## Exercise brief
Exact reproduction of the data is required, with images excluded.
<<<<
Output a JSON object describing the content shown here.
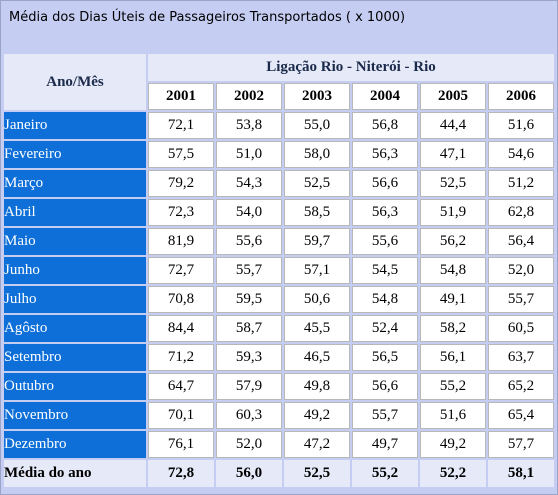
{
  "title": "Média dos Dias Úteis de Passageiros Transportados ( x 1000)",
  "header": {
    "row_label": "Ano/Mês",
    "route": "Ligação Rio - Niterói - Rio",
    "years": [
      "2001",
      "2002",
      "2003",
      "2004",
      "2005",
      "2006"
    ]
  },
  "rows": [
    {
      "month": "Janeiro",
      "values": [
        "72,1",
        "53,8",
        "55,0",
        "56,8",
        "44,4",
        "51,6"
      ]
    },
    {
      "month": "Fevereiro",
      "values": [
        "57,5",
        "51,0",
        "58,0",
        "56,3",
        "47,1",
        "54,6"
      ]
    },
    {
      "month": "Março",
      "values": [
        "79,2",
        "54,3",
        "52,5",
        "56,6",
        "52,5",
        "51,2"
      ]
    },
    {
      "month": "Abril",
      "values": [
        "72,3",
        "54,0",
        "58,5",
        "56,3",
        "51,9",
        "62,8"
      ]
    },
    {
      "month": "Maio",
      "values": [
        "81,9",
        "55,6",
        "59,7",
        "55,6",
        "56,2",
        "56,4"
      ]
    },
    {
      "month": "Junho",
      "values": [
        "72,7",
        "55,7",
        "57,1",
        "54,5",
        "54,8",
        "52,0"
      ]
    },
    {
      "month": "Julho",
      "values": [
        "70,8",
        "59,5",
        "50,6",
        "54,8",
        "49,1",
        "55,7"
      ]
    },
    {
      "month": "Agôsto",
      "values": [
        "84,4",
        "58,7",
        "45,5",
        "52,4",
        "58,2",
        "60,5"
      ]
    },
    {
      "month": "Setembro",
      "values": [
        "71,2",
        "59,3",
        "46,5",
        "56,5",
        "56,1",
        "63,7"
      ]
    },
    {
      "month": "Outubro",
      "values": [
        "64,7",
        "57,9",
        "49,8",
        "56,6",
        "55,2",
        "65,2"
      ]
    },
    {
      "month": "Novembro",
      "values": [
        "70,1",
        "60,3",
        "49,2",
        "55,7",
        "51,6",
        "65,4"
      ]
    },
    {
      "month": "Dezembro",
      "values": [
        "76,1",
        "52,0",
        "47,2",
        "49,7",
        "49,2",
        "57,7"
      ]
    }
  ],
  "average": {
    "label": "Média do ano",
    "values": [
      "72,8",
      "56,0",
      "52,5",
      "55,2",
      "52,2",
      "58,1"
    ]
  },
  "colors": {
    "page_background": "#c6cdf3",
    "month_cell": "#0d6fd7",
    "header_cell": "#e5e9f8"
  }
}
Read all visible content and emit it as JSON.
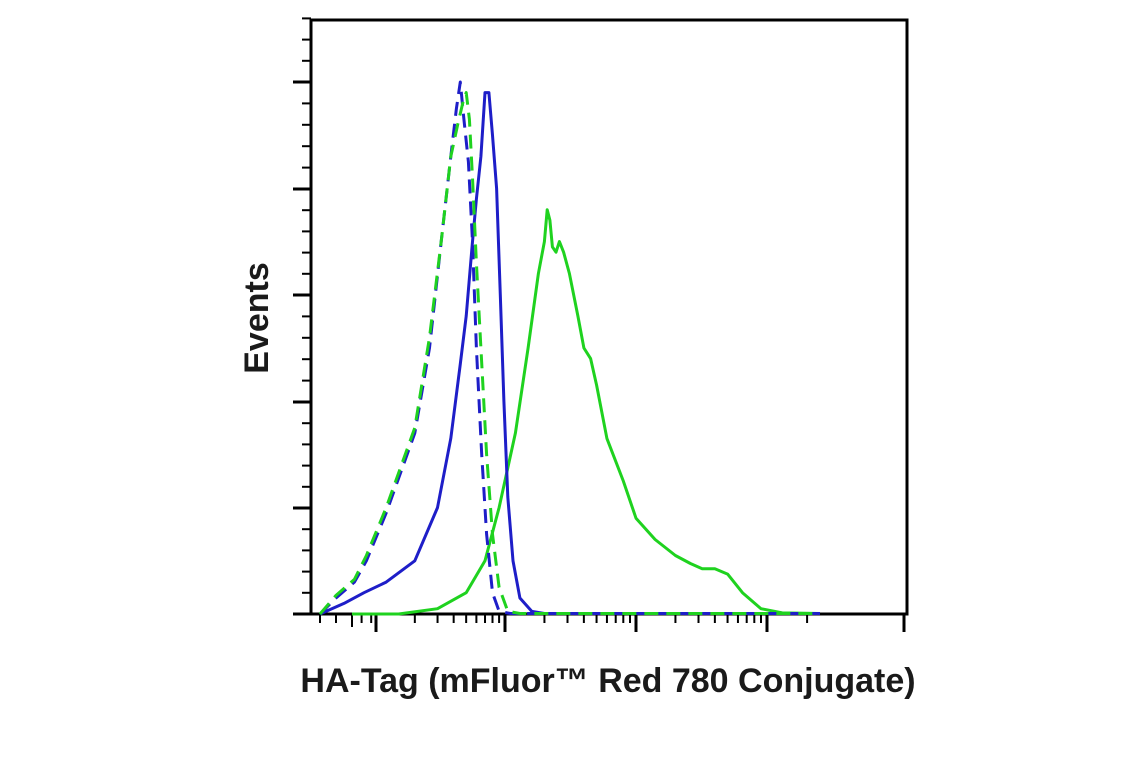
{
  "chart_data": {
    "type": "line",
    "xlabel": "HA-Tag (mFluor™ Red 780 Conjugate)",
    "ylabel": "Events",
    "x_scale": "log",
    "x_tick_labels": "none",
    "y_tick_labels": "none",
    "grid": false,
    "legend": "none",
    "series": [
      {
        "color": "#1fd21f",
        "dash": "solid",
        "points": [
          [
            0,
            0
          ],
          [
            150,
            0
          ],
          [
            300,
            0.01
          ],
          [
            500,
            0.04
          ],
          [
            700,
            0.1
          ],
          [
            900,
            0.2
          ],
          [
            1200,
            0.34
          ],
          [
            1500,
            0.5
          ],
          [
            1800,
            0.64
          ],
          [
            2000,
            0.7
          ],
          [
            2100,
            0.76
          ],
          [
            2200,
            0.74
          ],
          [
            2300,
            0.69
          ],
          [
            2450,
            0.68
          ],
          [
            2600,
            0.7
          ],
          [
            2800,
            0.68
          ],
          [
            3100,
            0.64
          ],
          [
            3600,
            0.56
          ],
          [
            4000,
            0.5
          ],
          [
            4500,
            0.48
          ],
          [
            5000,
            0.43
          ],
          [
            6000,
            0.33
          ],
          [
            8000,
            0.25
          ],
          [
            10000,
            0.18
          ],
          [
            14000,
            0.14
          ],
          [
            20000,
            0.11
          ],
          [
            26000,
            0.095
          ],
          [
            32000,
            0.085
          ],
          [
            40000,
            0.085
          ],
          [
            50000,
            0.075
          ],
          [
            65000,
            0.04
          ],
          [
            90000,
            0.01
          ],
          [
            130000,
            0.002
          ],
          [
            250000,
            0.001
          ]
        ]
      },
      {
        "color": "#1e1ec8",
        "dash": "solid",
        "points": [
          [
            -80,
            0
          ],
          [
            -20,
            0.02
          ],
          [
            50,
            0.04
          ],
          [
            120,
            0.06
          ],
          [
            200,
            0.1
          ],
          [
            300,
            0.2
          ],
          [
            380,
            0.33
          ],
          [
            450,
            0.47
          ],
          [
            500,
            0.56
          ],
          [
            560,
            0.7
          ],
          [
            600,
            0.78
          ],
          [
            650,
            0.86
          ],
          [
            700,
            0.98
          ],
          [
            750,
            0.98
          ],
          [
            800,
            0.9
          ],
          [
            860,
            0.8
          ],
          [
            920,
            0.6
          ],
          [
            980,
            0.4
          ],
          [
            1050,
            0.22
          ],
          [
            1150,
            0.1
          ],
          [
            1300,
            0.03
          ],
          [
            1600,
            0.005
          ],
          [
            2000,
            0.001
          ],
          [
            250000,
            0.001
          ]
        ]
      },
      {
        "color": "#1e1ec8",
        "dash": "dashed",
        "points": [
          [
            -80,
            0
          ],
          [
            -40,
            0.03
          ],
          [
            10,
            0.06
          ],
          [
            60,
            0.1
          ],
          [
            120,
            0.19
          ],
          [
            200,
            0.34
          ],
          [
            260,
            0.5
          ],
          [
            320,
            0.7
          ],
          [
            380,
            0.86
          ],
          [
            420,
            0.95
          ],
          [
            450,
            1.0
          ],
          [
            480,
            0.93
          ],
          [
            520,
            0.85
          ],
          [
            560,
            0.7
          ],
          [
            600,
            0.5
          ],
          [
            660,
            0.3
          ],
          [
            720,
            0.15
          ],
          [
            800,
            0.04
          ],
          [
            900,
            0.005
          ],
          [
            1100,
            0.001
          ],
          [
            250000,
            0.001
          ]
        ]
      },
      {
        "color": "#1fd21f",
        "dash": "dashed",
        "points": [
          [
            -80,
            0
          ],
          [
            -40,
            0.035
          ],
          [
            10,
            0.065
          ],
          [
            60,
            0.11
          ],
          [
            120,
            0.2
          ],
          [
            200,
            0.35
          ],
          [
            260,
            0.52
          ],
          [
            320,
            0.7
          ],
          [
            380,
            0.86
          ],
          [
            430,
            0.92
          ],
          [
            470,
            0.96
          ],
          [
            500,
            0.98
          ],
          [
            530,
            0.93
          ],
          [
            560,
            0.82
          ],
          [
            600,
            0.66
          ],
          [
            650,
            0.5
          ],
          [
            720,
            0.3
          ],
          [
            800,
            0.15
          ],
          [
            900,
            0.05
          ],
          [
            1050,
            0.005
          ],
          [
            1300,
            0.001
          ],
          [
            250000,
            0.001
          ]
        ]
      }
    ]
  }
}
>>>>
## Task answer
Output a JSON object describing the content shown here.
{
  "title": "Média dos Dias Úteis de Passageiros Transportados ( x 1000)",
  "header": {
    "row_label": "Ano/Mês",
    "route": "Ligação Rio - Niterói - Rio",
    "years": [
      "2001",
      "2002",
      "2003",
      "2004",
      "2005",
      "2006"
    ]
  },
  "rows": [
    {
      "month": "Janeiro",
      "values": [
        "72,1",
        "53,8",
        "55,0",
        "56,8",
        "44,4",
        "51,6"
      ]
    },
    {
      "month": "Fevereiro",
      "values": [
        "57,5",
        "51,0",
        "58,0",
        "56,3",
        "47,1",
        "54,6"
      ]
    },
    {
      "month": "Março",
      "values": [
        "79,2",
        "54,3",
        "52,5",
        "56,6",
        "52,5",
        "51,2"
      ]
    },
    {
      "month": "Abril",
      "values": [
        "72,3",
        "54,0",
        "58,5",
        "56,3",
        "51,9",
        "62,8"
      ]
    },
    {
      "month": "Maio",
      "values": [
        "81,9",
        "55,6",
        "59,7",
        "55,6",
        "56,2",
        "56,4"
      ]
    },
    {
      "month": "Junho",
      "values": [
        "72,7",
        "55,7",
        "57,1",
        "54,5",
        "54,8",
        "52,0"
      ]
    },
    {
      "month": "Julho",
      "values": [
        "70,8",
        "59,5",
        "50,6",
        "54,8",
        "49,1",
        "55,7"
      ]
    },
    {
      "month": "Agôsto",
      "values": [
        "84,4",
        "58,7",
        "45,5",
        "52,4",
        "58,2",
        "60,5"
      ]
    },
    {
      "month": "Setembro",
      "values": [
        "71,2",
        "59,3",
        "46,5",
        "56,5",
        "56,1",
        "63,7"
      ]
    },
    {
      "month": "Outubro",
      "values": [
        "64,7",
        "57,9",
        "49,8",
        "56,6",
        "55,2",
        "65,2"
      ]
    },
    {
      "month": "Novembro",
      "values": [
        "70,1",
        "60,3",
        "49,2",
        "55,7",
        "51,6",
        "65,4"
      ]
    },
    {
      "month": "Dezembro",
      "values": [
        "76,1",
        "52,0",
        "47,2",
        "49,7",
        "49,2",
        "57,7"
      ]
    }
  ],
  "average": {
    "label": "Média do ano",
    "values": [
      "72,8",
      "56,0",
      "52,5",
      "55,2",
      "52,2",
      "58,1"
    ]
  },
  "colors": {
    "page_background": "#c6cdf3",
    "month_cell": "#0d6fd7",
    "header_cell": "#e5e9f8"
  }
}
Read all visible content and emit it as JSON.
{
  "chart_data": {
    "type": "line",
    "xlabel": "HA-Tag (mFluor™ Red 780 Conjugate)",
    "ylabel": "Events",
    "x_scale": "log",
    "x_tick_labels": "none",
    "y_tick_labels": "none",
    "grid": false,
    "legend": "none",
    "series": [
      {
        "color": "#1fd21f",
        "dash": "solid",
        "points": [
          [
            0,
            0
          ],
          [
            150,
            0
          ],
          [
            300,
            0.01
          ],
          [
            500,
            0.04
          ],
          [
            700,
            0.1
          ],
          [
            900,
            0.2
          ],
          [
            1200,
            0.34
          ],
          [
            1500,
            0.5
          ],
          [
            1800,
            0.64
          ],
          [
            2000,
            0.7
          ],
          [
            2100,
            0.76
          ],
          [
            2200,
            0.74
          ],
          [
            2300,
            0.69
          ],
          [
            2450,
            0.68
          ],
          [
            2600,
            0.7
          ],
          [
            2800,
            0.68
          ],
          [
            3100,
            0.64
          ],
          [
            3600,
            0.56
          ],
          [
            4000,
            0.5
          ],
          [
            4500,
            0.48
          ],
          [
            5000,
            0.43
          ],
          [
            6000,
            0.33
          ],
          [
            8000,
            0.25
          ],
          [
            10000,
            0.18
          ],
          [
            14000,
            0.14
          ],
          [
            20000,
            0.11
          ],
          [
            26000,
            0.095
          ],
          [
            32000,
            0.085
          ],
          [
            40000,
            0.085
          ],
          [
            50000,
            0.075
          ],
          [
            65000,
            0.04
          ],
          [
            90000,
            0.01
          ],
          [
            130000,
            0.002
          ],
          [
            250000,
            0.001
          ]
        ]
      },
      {
        "color": "#1e1ec8",
        "dash": "solid",
        "points": [
          [
            -80,
            0
          ],
          [
            -20,
            0.02
          ],
          [
            50,
            0.04
          ],
          [
            120,
            0.06
          ],
          [
            200,
            0.1
          ],
          [
            300,
            0.2
          ],
          [
            380,
            0.33
          ],
          [
            450,
            0.47
          ],
          [
            500,
            0.56
          ],
          [
            560,
            0.7
          ],
          [
            600,
            0.78
          ],
          [
            650,
            0.86
          ],
          [
            700,
            0.98
          ],
          [
            750,
            0.98
          ],
          [
            800,
            0.9
          ],
          [
            860,
            0.8
          ],
          [
            920,
            0.6
          ],
          [
            980,
            0.4
          ],
          [
            1050,
            0.22
          ],
          [
            1150,
            0.1
          ],
          [
            1300,
            0.03
          ],
          [
            1600,
            0.005
          ],
          [
            2000,
            0.001
          ],
          [
            250000,
            0.001
          ]
        ]
      },
      {
        "color": "#1e1ec8",
        "dash": "dashed",
        "points": [
          [
            -80,
            0
          ],
          [
            -40,
            0.03
          ],
          [
            10,
            0.06
          ],
          [
            60,
            0.1
          ],
          [
            120,
            0.19
          ],
          [
            200,
            0.34
          ],
          [
            260,
            0.5
          ],
          [
            320,
            0.7
          ],
          [
            380,
            0.86
          ],
          [
            420,
            0.95
          ],
          [
            450,
            1.0
          ],
          [
            480,
            0.93
          ],
          [
            520,
            0.85
          ],
          [
            560,
            0.7
          ],
          [
            600,
            0.5
          ],
          [
            660,
            0.3
          ],
          [
            720,
            0.15
          ],
          [
            800,
            0.04
          ],
          [
            900,
            0.005
          ],
          [
            1100,
            0.001
          ],
          [
            250000,
            0.001
          ]
        ]
      },
      {
        "color": "#1fd21f",
        "dash": "dashed",
        "points": [
          [
            -80,
            0
          ],
          [
            -40,
            0.035
          ],
          [
            10,
            0.065
          ],
          [
            60,
            0.11
          ],
          [
            120,
            0.2
          ],
          [
            200,
            0.35
          ],
          [
            260,
            0.52
          ],
          [
            320,
            0.7
          ],
          [
            380,
            0.86
          ],
          [
            430,
            0.92
          ],
          [
            470,
            0.96
          ],
          [
            500,
            0.98
          ],
          [
            530,
            0.93
          ],
          [
            560,
            0.82
          ],
          [
            600,
            0.66
          ],
          [
            650,
            0.5
          ],
          [
            720,
            0.3
          ],
          [
            800,
            0.15
          ],
          [
            900,
            0.05
          ],
          [
            1050,
            0.005
          ],
          [
            1300,
            0.001
          ],
          [
            250000,
            0.001
          ]
        ]
      }
    ]
  }
}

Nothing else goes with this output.